- _TASK A_: Put this sentence from the paper on web-based speech technology tools into Spanish: "Students access web pages in which the exercises have been embedded as applets."

- _TEXT EXTRACT_:
══════════

WEB-BASED EDUCATIONAL TOOLS FOR SPEECH
TECHNOLOGY
Kåre Sjölander,
Jonas Beskow, Joakim Gustafson, Erland Lewin, Rolf Carlson, and Björn
Granström
Department of Speech, Music, and Hearing, KTH, Sweden
ABSTRACT
This paper describes the efforts at KTH
in creating educational tools for speech technology. The demand for such
tools is increasing with the advent of speech as a medium for man-machine
communication. The world wide web was chosen as our platform in order to
increase the usability and accessibility of our computer exercises. The
aim was to provide dedicated educational software instead of exercises
based on complex research tools. Currently, the set of exercises comprises
basic speech analysis, multi-modal speech synthesis and spoken dialogue
systems. Students access web pages in which the exercises have been embedded
as applets. This makes it possible to use them in a classroom setting,
as well as from the students? home computers.
1. INTRODUCTION
The speech group at KTH has developed
a number of speech technology tools for use in education of undergraduate
students or researchers in the speech field. Many of these tools have so
far been developed for a certain computer environment and have also needed
teacher guidance. During the last year development work was started on
a toolkit for spoken language technology that can be used over the Internet.
The aim is to free the students from the need of using a particular computer
at a particular time and place.

══════════

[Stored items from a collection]
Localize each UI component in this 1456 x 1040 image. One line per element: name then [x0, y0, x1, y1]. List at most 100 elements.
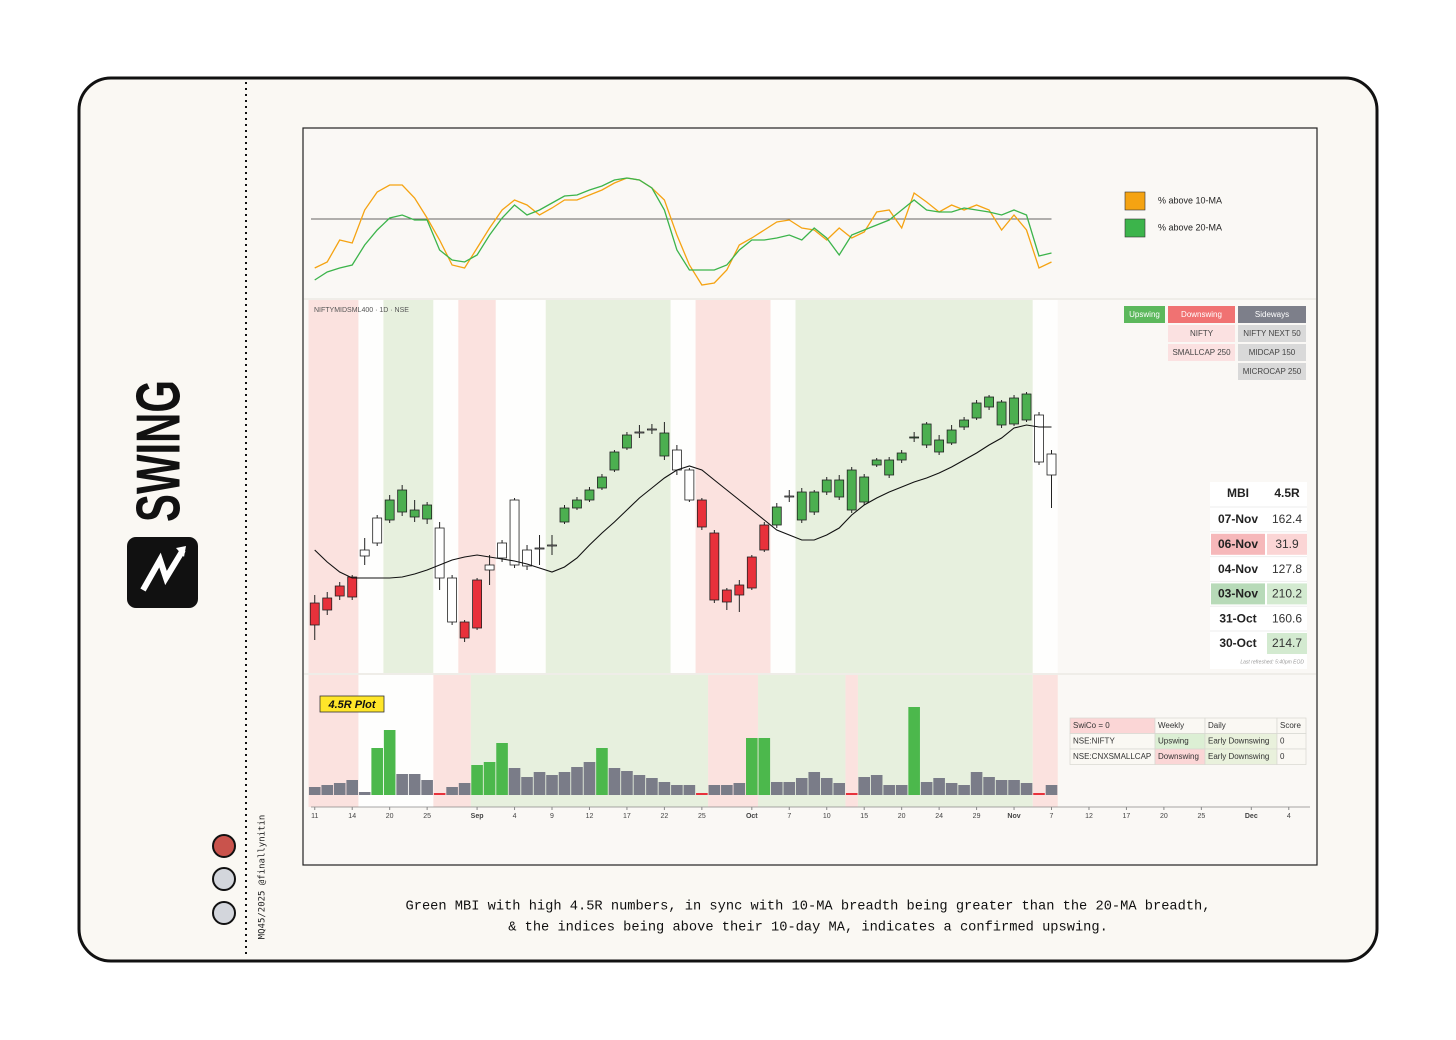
zone-header-label: Downswing	[1181, 310, 1222, 319]
mbi-value-cell	[1267, 633, 1307, 654]
bar	[870, 775, 883, 795]
mbi-value: 210.2	[1272, 587, 1302, 601]
candle-body	[472, 579, 482, 629]
mbi-header: MBI	[1227, 486, 1249, 500]
plot-label-box	[319, 695, 385, 713]
candle-body	[509, 499, 520, 566]
swico-text: Score	[1280, 721, 1301, 730]
candle-body	[659, 432, 670, 457]
bar	[346, 780, 359, 795]
candle-body	[534, 547, 545, 550]
plot-label: 4.5R Plot	[327, 699, 376, 711]
x-tick-label: Dec	[1245, 813, 1258, 820]
candle-body	[497, 542, 507, 559]
candle-body	[409, 509, 420, 518]
bar	[808, 772, 821, 795]
zone-cell	[1238, 325, 1306, 342]
bar	[358, 792, 371, 795]
candle-body	[721, 589, 732, 603]
bar	[970, 772, 983, 795]
candle-body	[759, 524, 770, 551]
candle-body	[821, 479, 832, 493]
candle-body	[846, 469, 857, 511]
x-tick-label: 25	[698, 813, 706, 820]
bar	[1033, 793, 1045, 795]
caption-line: & the indices being above their 10-day M…	[508, 921, 1108, 936]
dot-gray	[212, 867, 236, 891]
candle-body	[709, 532, 720, 601]
caption-line: Green MBI with high 4.5R numbers, in syn…	[406, 900, 1211, 915]
bar	[471, 765, 483, 795]
zone-cell-label: NIFTY NEXT 50	[1243, 329, 1301, 338]
breadth-line	[314, 177, 1052, 286]
candle-body	[746, 556, 757, 589]
bar	[770, 782, 783, 795]
legend-swatch	[1124, 218, 1146, 238]
bar	[895, 785, 908, 795]
bar	[458, 783, 471, 795]
zone-header	[1238, 306, 1306, 323]
x-tick-label: Sep	[471, 813, 484, 820]
candle-body	[809, 491, 820, 513]
mbi-date: 04-Nov	[1218, 562, 1258, 576]
candle-body	[1034, 414, 1044, 463]
x-tick-label: 29	[973, 813, 981, 820]
x-tick-label: 7	[787, 813, 791, 820]
chart-title: NIFTYMIDSML400 · 1D · NSE	[314, 307, 409, 314]
zone	[845, 675, 858, 807]
bar	[308, 787, 321, 795]
mbi-value-cell	[1267, 583, 1307, 605]
zone-cell	[1168, 325, 1235, 342]
mbi-value: 214.7	[1272, 636, 1302, 650]
zone-cell	[1238, 344, 1306, 361]
candle-body	[946, 429, 957, 444]
candle-body	[696, 499, 707, 528]
bar	[408, 774, 421, 795]
bar	[558, 772, 571, 795]
bar	[321, 785, 334, 795]
mbi-value-cell	[1267, 509, 1307, 530]
swico-text: Downswing	[1158, 752, 1199, 761]
bar	[733, 783, 746, 795]
x-tick-label: 12	[1085, 813, 1093, 820]
zone	[358, 300, 384, 673]
x-tick-label: 12	[586, 813, 594, 820]
candle-body	[309, 602, 320, 626]
mbi-date-cell	[1211, 608, 1265, 630]
mbi-date: 07-Nov	[1218, 512, 1258, 526]
swico-text: Daily	[1208, 721, 1226, 730]
bar	[508, 768, 521, 795]
swico-text: Early Downswing	[1208, 752, 1269, 761]
candle-body	[559, 507, 570, 523]
bar	[446, 787, 458, 795]
zone-header	[1168, 306, 1235, 323]
candle-body	[771, 506, 782, 526]
bar	[1020, 783, 1033, 795]
zone-header-label: Sideways	[1255, 310, 1289, 319]
candle-body	[934, 439, 945, 453]
credit: MQ45/2025 @finallynitin	[258, 815, 268, 940]
x-tick-label: 4	[1287, 813, 1291, 820]
candle-body	[984, 396, 994, 408]
bar	[608, 768, 621, 795]
mbi-value: 162.4	[1272, 512, 1302, 526]
x-tick-label: 14	[348, 813, 356, 820]
zone-cell	[1238, 363, 1306, 380]
candle-body	[684, 469, 695, 501]
x-tick-label: 20	[1160, 813, 1168, 820]
swico-text: Upswing	[1158, 737, 1189, 746]
zone-header	[1124, 306, 1165, 323]
bar	[833, 783, 846, 795]
bar	[708, 785, 721, 795]
dot-gray	[212, 901, 236, 925]
bar	[333, 783, 346, 795]
bar	[521, 777, 533, 795]
bar	[933, 778, 945, 795]
breadth-line	[314, 177, 1052, 281]
bar	[958, 785, 970, 795]
bar	[758, 738, 771, 795]
x-tick-label: 20	[898, 813, 906, 820]
x-tick-label: 10	[823, 813, 831, 820]
bar	[533, 772, 546, 795]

══════════

- _TASK B_: From the records, copy out the lines unchanged, beginning at the line that has "310, 1222, 319]" and stopping after the line that has "721, 1301, 730]".

- _ANSWER A_: Los estudiantes acceden a páginas web en las que los ejercicios se han incorporado como applets.

- _ANSWER B_:
zone-header-label: Downswing	[1181, 310, 1222, 319]
mbi-value-cell	[1267, 633, 1307, 654]
bar	[870, 775, 883, 795]
mbi-value: 210.2	[1272, 587, 1302, 601]
candle-body	[472, 579, 482, 629]
mbi-header: MBI	[1227, 486, 1249, 500]
plot-label-box	[319, 695, 385, 713]
candle-body	[509, 499, 520, 566]
swico-text: Score	[1280, 721, 1301, 730]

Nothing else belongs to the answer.